### Written instruction
Pictures appear in the records below; write out everything else exactly.

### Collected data
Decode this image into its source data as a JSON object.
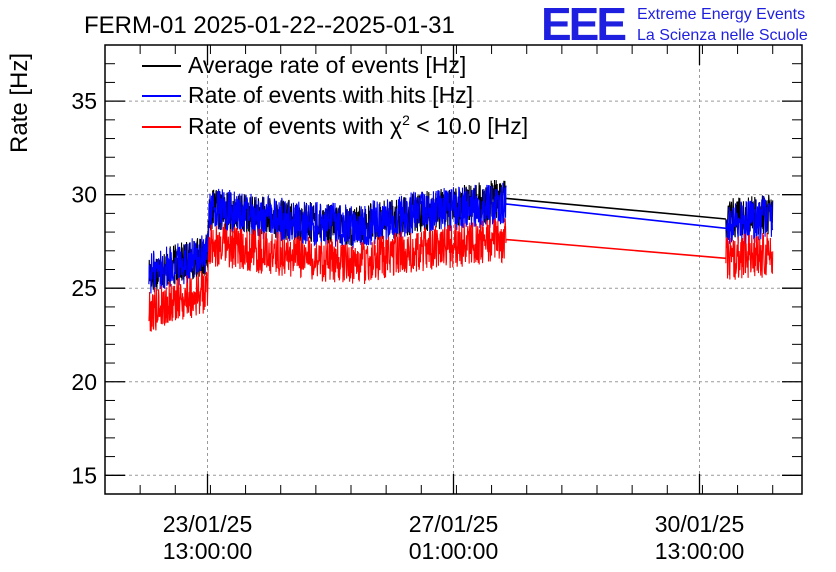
{
  "chart_data": {
    "type": "line",
    "title": "FERM-01 2025-01-22--2025-01-31",
    "ylabel": "Rate [Hz]",
    "xlabel": "",
    "ylim": [
      14,
      38
    ],
    "xlim": [
      "2025-01-22T02:00:00",
      "2025-02-01T00:00:00"
    ],
    "grid": true,
    "legend_position": "top-left",
    "y_ticks": [
      15,
      20,
      25,
      30,
      35
    ],
    "x_ticks": [
      {
        "date": "23/01/25",
        "time": "13:00:00",
        "t": "2025-01-23T13:00:00"
      },
      {
        "date": "27/01/25",
        "time": "01:00:00",
        "t": "2025-01-27T01:00:00"
      },
      {
        "date": "30/01/25",
        "time": "13:00:00",
        "t": "2025-01-30T13:00:00"
      }
    ],
    "series": [
      {
        "name": "Average rate of events [Hz]",
        "color": "#000000",
        "points": [
          {
            "t": "2025-01-22T17:00:00",
            "y": 25.8
          },
          {
            "t": "2025-01-23T13:00:00",
            "y": 26.8
          },
          {
            "t": "2025-01-23T13:30:00",
            "y": 29.2
          },
          {
            "t": "2025-01-24T18:00:00",
            "y": 28.6
          },
          {
            "t": "2025-01-25T15:00:00",
            "y": 28.3
          },
          {
            "t": "2025-01-26T12:00:00",
            "y": 29.0
          },
          {
            "t": "2025-01-27T19:00:00",
            "y": 29.8
          },
          {
            "t": "2025-01-30T22:00:00",
            "y": 28.7
          },
          {
            "t": "2025-01-31T14:00:00",
            "y": 29.0
          }
        ]
      },
      {
        "name": "Rate of events with hits [Hz]",
        "color": "#0000ff",
        "points": [
          {
            "t": "2025-01-22T17:00:00",
            "y": 25.8
          },
          {
            "t": "2025-01-23T13:00:00",
            "y": 26.8
          },
          {
            "t": "2025-01-23T13:30:00",
            "y": 29.2
          },
          {
            "t": "2025-01-24T18:00:00",
            "y": 28.6
          },
          {
            "t": "2025-01-25T15:00:00",
            "y": 28.3
          },
          {
            "t": "2025-01-26T12:00:00",
            "y": 29.0
          },
          {
            "t": "2025-01-27T19:00:00",
            "y": 29.5
          },
          {
            "t": "2025-01-30T22:00:00",
            "y": 28.2
          },
          {
            "t": "2025-01-31T14:00:00",
            "y": 28.9
          }
        ]
      },
      {
        "name": "Rate of events with χ² < 10.0 [Hz]",
        "color": "#ff0000",
        "points": [
          {
            "t": "2025-01-22T17:00:00",
            "y": 23.8
          },
          {
            "t": "2025-01-23T13:00:00",
            "y": 24.9
          },
          {
            "t": "2025-01-23T13:30:00",
            "y": 27.4
          },
          {
            "t": "2025-01-24T18:00:00",
            "y": 26.7
          },
          {
            "t": "2025-01-25T15:00:00",
            "y": 26.3
          },
          {
            "t": "2025-01-26T12:00:00",
            "y": 27.0
          },
          {
            "t": "2025-01-27T19:00:00",
            "y": 27.6
          },
          {
            "t": "2025-01-30T22:00:00",
            "y": 26.6
          },
          {
            "t": "2025-01-31T14:00:00",
            "y": 26.8
          }
        ]
      }
    ],
    "legend": [
      {
        "label_main": "Rate of events with ",
        "label_chi": "χ",
        "label_sup": "2",
        "label_tail": " < 10.0 [Hz]"
      }
    ],
    "brand": {
      "logo": "EEE",
      "line1": "Extreme Energy Events",
      "line2": "La Scienza nelle Scuole",
      "color": "#1f1fe0"
    }
  }
}
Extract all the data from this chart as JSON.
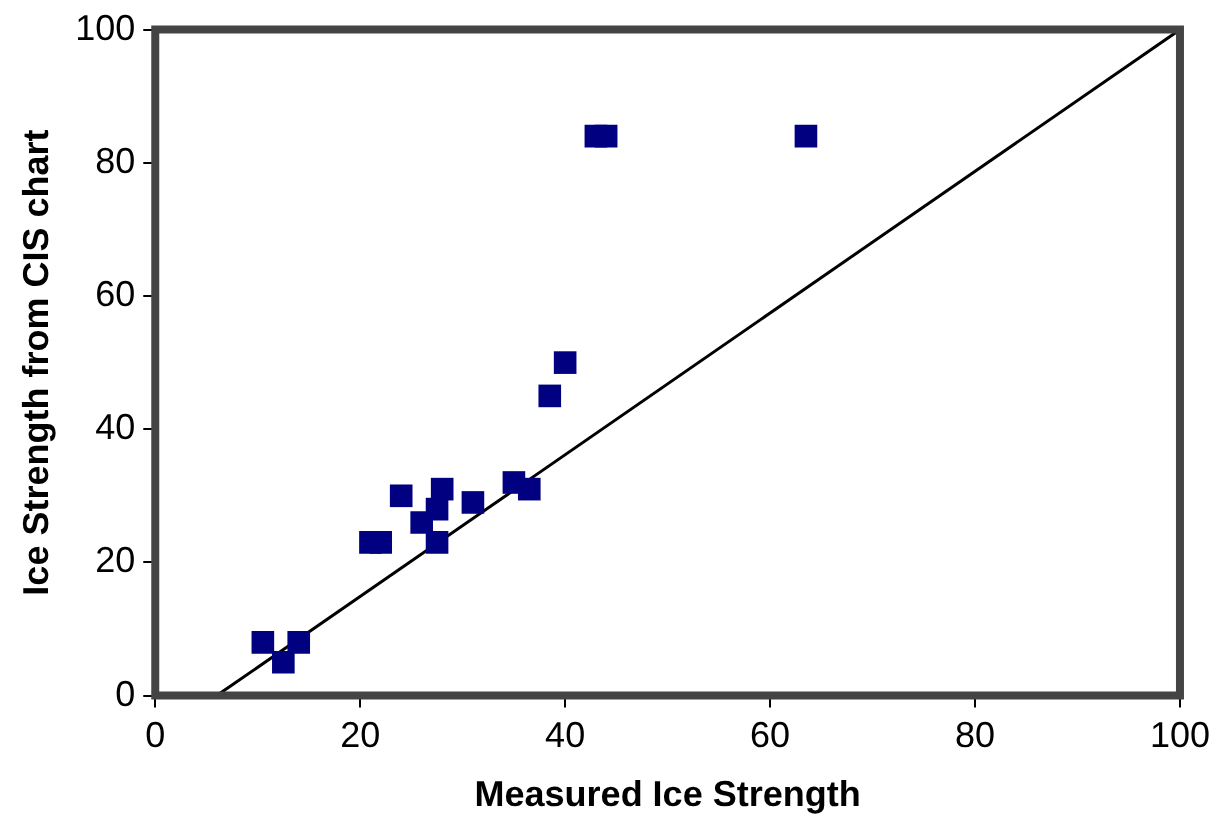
{
  "chart_data": {
    "type": "scatter",
    "xlabel": "Measured Ice Strength",
    "ylabel": "Ice Strength from CIS chart",
    "xlim": [
      0,
      100
    ],
    "xticks": [
      0,
      20,
      40,
      60,
      80,
      100
    ],
    "ylim": [
      0,
      100
    ],
    "yticks": [
      0,
      20,
      40,
      60,
      80,
      100
    ],
    "grid": false,
    "legend": false,
    "marker": "square",
    "series": [
      {
        "color": "#000080",
        "x": [
          10.5,
          12.5,
          14,
          21,
          22,
          24,
          26,
          27.5,
          27.5,
          28,
          31,
          35,
          36.5,
          38.5,
          40,
          43,
          44,
          63.5
        ],
        "values": [
          8,
          5,
          8,
          23,
          23,
          30,
          26,
          23,
          28,
          31,
          29,
          32,
          31,
          45,
          50,
          84,
          84,
          84
        ]
      },
      {
        "type": "line",
        "color": "#000000",
        "marker": "none",
        "x": [
          6,
          100
        ],
        "values": [
          0,
          100
        ]
      }
    ]
  }
}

### Answer in full
Decode this image into its source data as a JSON object.
{
  "chart_data": {
    "type": "line",
    "title": "FERM-01 2025-01-22--2025-01-31",
    "ylabel": "Rate [Hz]",
    "xlabel": "",
    "ylim": [
      14,
      38
    ],
    "xlim": [
      "2025-01-22T02:00:00",
      "2025-02-01T00:00:00"
    ],
    "grid": true,
    "legend_position": "top-left",
    "y_ticks": [
      15,
      20,
      25,
      30,
      35
    ],
    "x_ticks": [
      {
        "date": "23/01/25",
        "time": "13:00:00",
        "t": "2025-01-23T13:00:00"
      },
      {
        "date": "27/01/25",
        "time": "01:00:00",
        "t": "2025-01-27T01:00:00"
      },
      {
        "date": "30/01/25",
        "time": "13:00:00",
        "t": "2025-01-30T13:00:00"
      }
    ],
    "series": [
      {
        "name": "Average rate of events [Hz]",
        "color": "#000000",
        "points": [
          {
            "t": "2025-01-22T17:00:00",
            "y": 25.8
          },
          {
            "t": "2025-01-23T13:00:00",
            "y": 26.8
          },
          {
            "t": "2025-01-23T13:30:00",
            "y": 29.2
          },
          {
            "t": "2025-01-24T18:00:00",
            "y": 28.6
          },
          {
            "t": "2025-01-25T15:00:00",
            "y": 28.3
          },
          {
            "t": "2025-01-26T12:00:00",
            "y": 29.0
          },
          {
            "t": "2025-01-27T19:00:00",
            "y": 29.8
          },
          {
            "t": "2025-01-30T22:00:00",
            "y": 28.7
          },
          {
            "t": "2025-01-31T14:00:00",
            "y": 29.0
          }
        ]
      },
      {
        "name": "Rate of events with hits [Hz]",
        "color": "#0000ff",
        "points": [
          {
            "t": "2025-01-22T17:00:00",
            "y": 25.8
          },
          {
            "t": "2025-01-23T13:00:00",
            "y": 26.8
          },
          {
            "t": "2025-01-23T13:30:00",
            "y": 29.2
          },
          {
            "t": "2025-01-24T18:00:00",
            "y": 28.6
          },
          {
            "t": "2025-01-25T15:00:00",
            "y": 28.3
          },
          {
            "t": "2025-01-26T12:00:00",
            "y": 29.0
          },
          {
            "t": "2025-01-27T19:00:00",
            "y": 29.5
          },
          {
            "t": "2025-01-30T22:00:00",
            "y": 28.2
          },
          {
            "t": "2025-01-31T14:00:00",
            "y": 28.9
          }
        ]
      },
      {
        "name": "Rate of events with χ² < 10.0 [Hz]",
        "color": "#ff0000",
        "points": [
          {
            "t": "2025-01-22T17:00:00",
            "y": 23.8
          },
          {
            "t": "2025-01-23T13:00:00",
            "y": 24.9
          },
          {
            "t": "2025-01-23T13:30:00",
            "y": 27.4
          },
          {
            "t": "2025-01-24T18:00:00",
            "y": 26.7
          },
          {
            "t": "2025-01-25T15:00:00",
            "y": 26.3
          },
          {
            "t": "2025-01-26T12:00:00",
            "y": 27.0
          },
          {
            "t": "2025-01-27T19:00:00",
            "y": 27.6
          },
          {
            "t": "2025-01-30T22:00:00",
            "y": 26.6
          },
          {
            "t": "2025-01-31T14:00:00",
            "y": 26.8
          }
        ]
      }
    ],
    "legend": [
      {
        "label_main": "Rate of events with ",
        "label_chi": "χ",
        "label_sup": "2",
        "label_tail": " < 10.0 [Hz]"
      }
    ],
    "brand": {
      "logo": "EEE",
      "line1": "Extreme Energy Events",
      "line2": "La Scienza nelle Scuole",
      "color": "#1f1fe0"
    }
  }
}
Extract all the data from this chart as JSON.
{
  "chart_data": {
    "type": "scatter",
    "xlabel": "Measured Ice Strength",
    "ylabel": "Ice Strength from CIS chart",
    "xlim": [
      0,
      100
    ],
    "xticks": [
      0,
      20,
      40,
      60,
      80,
      100
    ],
    "ylim": [
      0,
      100
    ],
    "yticks": [
      0,
      20,
      40,
      60,
      80,
      100
    ],
    "grid": false,
    "legend": false,
    "marker": "square",
    "series": [
      {
        "color": "#000080",
        "x": [
          10.5,
          12.5,
          14,
          21,
          22,
          24,
          26,
          27.5,
          27.5,
          28,
          31,
          35,
          36.5,
          38.5,
          40,
          43,
          44,
          63.5
        ],
        "values": [
          8,
          5,
          8,
          23,
          23,
          30,
          26,
          23,
          28,
          31,
          29,
          32,
          31,
          45,
          50,
          84,
          84,
          84
        ]
      },
      {
        "type": "line",
        "color": "#000000",
        "marker": "none",
        "x": [
          6,
          100
        ],
        "values": [
          0,
          100
        ]
      }
    ]
  }
}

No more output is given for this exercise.